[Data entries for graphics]
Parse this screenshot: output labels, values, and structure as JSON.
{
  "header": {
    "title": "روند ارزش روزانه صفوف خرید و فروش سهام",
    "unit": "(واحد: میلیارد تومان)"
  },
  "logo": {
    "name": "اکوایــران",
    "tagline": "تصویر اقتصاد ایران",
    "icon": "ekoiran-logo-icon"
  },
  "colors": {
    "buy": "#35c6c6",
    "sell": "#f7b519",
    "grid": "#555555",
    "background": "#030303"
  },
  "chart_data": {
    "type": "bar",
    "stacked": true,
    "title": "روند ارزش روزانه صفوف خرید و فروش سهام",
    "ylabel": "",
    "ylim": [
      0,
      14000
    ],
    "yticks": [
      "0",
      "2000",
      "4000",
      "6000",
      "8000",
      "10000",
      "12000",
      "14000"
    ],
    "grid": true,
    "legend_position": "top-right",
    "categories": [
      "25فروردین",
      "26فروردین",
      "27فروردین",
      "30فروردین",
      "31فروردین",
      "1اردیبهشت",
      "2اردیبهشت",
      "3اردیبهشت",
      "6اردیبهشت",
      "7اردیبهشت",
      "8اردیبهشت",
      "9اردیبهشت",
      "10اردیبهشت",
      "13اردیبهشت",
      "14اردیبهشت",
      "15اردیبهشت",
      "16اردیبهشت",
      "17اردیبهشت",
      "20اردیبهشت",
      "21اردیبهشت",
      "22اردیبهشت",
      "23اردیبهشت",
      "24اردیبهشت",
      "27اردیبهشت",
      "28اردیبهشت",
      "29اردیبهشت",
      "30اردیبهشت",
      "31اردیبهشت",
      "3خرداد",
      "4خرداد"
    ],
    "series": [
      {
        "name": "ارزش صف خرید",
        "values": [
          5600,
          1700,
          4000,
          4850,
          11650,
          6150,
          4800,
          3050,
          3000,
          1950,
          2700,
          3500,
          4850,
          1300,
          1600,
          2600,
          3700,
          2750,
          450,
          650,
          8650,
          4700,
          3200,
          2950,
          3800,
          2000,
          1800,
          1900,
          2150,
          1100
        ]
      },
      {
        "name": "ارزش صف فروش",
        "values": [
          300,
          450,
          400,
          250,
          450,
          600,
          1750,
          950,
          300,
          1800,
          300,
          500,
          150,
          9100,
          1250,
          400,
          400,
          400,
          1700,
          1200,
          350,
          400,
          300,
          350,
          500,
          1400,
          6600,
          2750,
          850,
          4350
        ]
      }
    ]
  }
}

• [Task to complete]:
Output every record above exactly as it appears.

• [Full solution]:
Parse this screenshot: output labels, values, and structure as JSON.
{
  "header": {
    "title": "روند ارزش روزانه صفوف خرید و فروش سهام",
    "unit": "(واحد: میلیارد تومان)"
  },
  "logo": {
    "name": "اکوایــران",
    "tagline": "تصویر اقتصاد ایران",
    "icon": "ekoiran-logo-icon"
  },
  "colors": {
    "buy": "#35c6c6",
    "sell": "#f7b519",
    "grid": "#555555",
    "background": "#030303"
  },
  "chart_data": {
    "type": "bar",
    "stacked": true,
    "title": "روند ارزش روزانه صفوف خرید و فروش سهام",
    "ylabel": "",
    "ylim": [
      0,
      14000
    ],
    "yticks": [
      "0",
      "2000",
      "4000",
      "6000",
      "8000",
      "10000",
      "12000",
      "14000"
    ],
    "grid": true,
    "legend_position": "top-right",
    "categories": [
      "25فروردین",
      "26فروردین",
      "27فروردین",
      "30فروردین",
      "31فروردین",
      "1اردیبهشت",
      "2اردیبهشت",
      "3اردیبهشت",
      "6اردیبهشت",
      "7اردیبهشت",
      "8اردیبهشت",
      "9اردیبهشت",
      "10اردیبهشت",
      "13اردیبهشت",
      "14اردیبهشت",
      "15اردیبهشت",
      "16اردیبهشت",
      "17اردیبهشت",
      "20اردیبهشت",
      "21اردیبهشت",
      "22اردیبهشت",
      "23اردیبهشت",
      "24اردیبهشت",
      "27اردیبهشت",
      "28اردیبهشت",
      "29اردیبهشت",
      "30اردیبهشت",
      "31اردیبهشت",
      "3خرداد",
      "4خرداد"
    ],
    "series": [
      {
        "name": "ارزش صف خرید",
        "values": [
          5600,
          1700,
          4000,
          4850,
          11650,
          6150,
          4800,
          3050,
          3000,
          1950,
          2700,
          3500,
          4850,
          1300,
          1600,
          2600,
          3700,
          2750,
          450,
          650,
          8650,
          4700,
          3200,
          2950,
          3800,
          2000,
          1800,
          1900,
          2150,
          1100
        ]
      },
      {
        "name": "ارزش صف فروش",
        "values": [
          300,
          450,
          400,
          250,
          450,
          600,
          1750,
          950,
          300,
          1800,
          300,
          500,
          150,
          9100,
          1250,
          400,
          400,
          400,
          1700,
          1200,
          350,
          400,
          300,
          350,
          500,
          1400,
          6600,
          2750,
          850,
          4350
        ]
      }
    ]
  }
}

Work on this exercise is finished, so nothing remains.